-- begin --

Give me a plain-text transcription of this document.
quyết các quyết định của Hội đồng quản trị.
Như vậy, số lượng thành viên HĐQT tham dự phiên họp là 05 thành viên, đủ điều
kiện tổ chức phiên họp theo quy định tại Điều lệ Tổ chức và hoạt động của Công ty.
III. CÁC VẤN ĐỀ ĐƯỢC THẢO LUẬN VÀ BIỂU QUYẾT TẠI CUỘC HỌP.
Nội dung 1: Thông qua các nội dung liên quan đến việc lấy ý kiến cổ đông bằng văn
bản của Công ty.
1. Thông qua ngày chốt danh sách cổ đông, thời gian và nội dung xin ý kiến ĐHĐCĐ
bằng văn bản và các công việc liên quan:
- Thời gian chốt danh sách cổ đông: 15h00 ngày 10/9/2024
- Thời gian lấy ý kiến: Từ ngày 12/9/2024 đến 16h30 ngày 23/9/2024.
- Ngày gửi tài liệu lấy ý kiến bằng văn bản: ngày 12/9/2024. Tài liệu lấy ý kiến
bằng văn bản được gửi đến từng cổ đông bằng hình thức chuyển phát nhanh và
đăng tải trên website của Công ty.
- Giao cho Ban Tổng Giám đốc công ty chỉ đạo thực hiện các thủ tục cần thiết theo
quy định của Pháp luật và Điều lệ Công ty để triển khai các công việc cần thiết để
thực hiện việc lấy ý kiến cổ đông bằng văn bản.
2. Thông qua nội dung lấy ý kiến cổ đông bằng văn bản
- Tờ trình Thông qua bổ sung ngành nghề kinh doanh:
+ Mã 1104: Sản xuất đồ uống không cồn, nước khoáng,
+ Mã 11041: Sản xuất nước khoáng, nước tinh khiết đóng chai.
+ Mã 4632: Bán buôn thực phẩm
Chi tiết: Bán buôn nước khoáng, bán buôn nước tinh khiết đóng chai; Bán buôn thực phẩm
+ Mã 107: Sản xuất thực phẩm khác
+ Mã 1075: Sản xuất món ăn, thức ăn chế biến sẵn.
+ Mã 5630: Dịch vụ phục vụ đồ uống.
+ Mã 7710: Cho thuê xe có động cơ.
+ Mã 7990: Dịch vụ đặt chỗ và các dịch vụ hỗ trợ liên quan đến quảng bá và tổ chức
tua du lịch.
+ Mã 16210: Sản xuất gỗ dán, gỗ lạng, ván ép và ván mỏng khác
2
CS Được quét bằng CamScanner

-- end --

* What the task asks
All of the entries above need to be reproduced exactly.

* Result
Give me a plain-text transcription of this document.
quyết các quyết định của Hội đồng quản trị.
Như vậy, số lượng thành viên HĐQT tham dự phiên họp là 05 thành viên, đủ điều
kiện tổ chức phiên họp theo quy định tại Điều lệ Tổ chức và hoạt động của Công ty.
III. CÁC VẤN ĐỀ ĐƯỢC THẢO LUẬN VÀ BIỂU QUYẾT TẠI CUỘC HỌP.
Nội dung 1: Thông qua các nội dung liên quan đến việc lấy ý kiến cổ đông bằng văn
bản của Công ty.
1. Thông qua ngày chốt danh sách cổ đông, thời gian và nội dung xin ý kiến ĐHĐCĐ
bằng văn bản và các công việc liên quan:
- Thời gian chốt danh sách cổ đông: 15h00 ngày 10/9/2024
- Thời gian lấy ý kiến: Từ ngày 12/9/2024 đến 16h30 ngày 23/9/2024.
- Ngày gửi tài liệu lấy ý kiến bằng văn bản: ngày 12/9/2024. Tài liệu lấy ý kiến
bằng văn bản được gửi đến từng cổ đông bằng hình thức chuyển phát nhanh và
đăng tải trên website của Công ty.
- Giao cho Ban Tổng Giám đốc công ty chỉ đạo thực hiện các thủ tục cần thiết theo
quy định của Pháp luật và Điều lệ Công ty để triển khai các công việc cần thiết để
thực hiện việc lấy ý kiến cổ đông bằng văn bản.
2. Thông qua nội dung lấy ý kiến cổ đông bằng văn bản
- Tờ trình Thông qua bổ sung ngành nghề kinh doanh:
+ Mã 1104: Sản xuất đồ uống không cồn, nước khoáng,
+ Mã 11041: Sản xuất nước khoáng, nước tinh khiết đóng chai.
+ Mã 4632: Bán buôn thực phẩm
Chi tiết: Bán buôn nước khoáng, bán buôn nước tinh khiết đóng chai; Bán buôn thực phẩm
+ Mã 107: Sản xuất thực phẩm khác
+ Mã 1075: Sản xuất món ăn, thức ăn chế biến sẵn.
+ Mã 5630: Dịch vụ phục vụ đồ uống.
+ Mã 7710: Cho thuê xe có động cơ.
+ Mã 7990: Dịch vụ đặt chỗ và các dịch vụ hỗ trợ liên quan đến quảng bá và tổ chức
tua du lịch.
+ Mã 16210: Sản xuất gỗ dán, gỗ lạng, ván ép và ván mỏng khác
2
CS Được quét bằng CamScanner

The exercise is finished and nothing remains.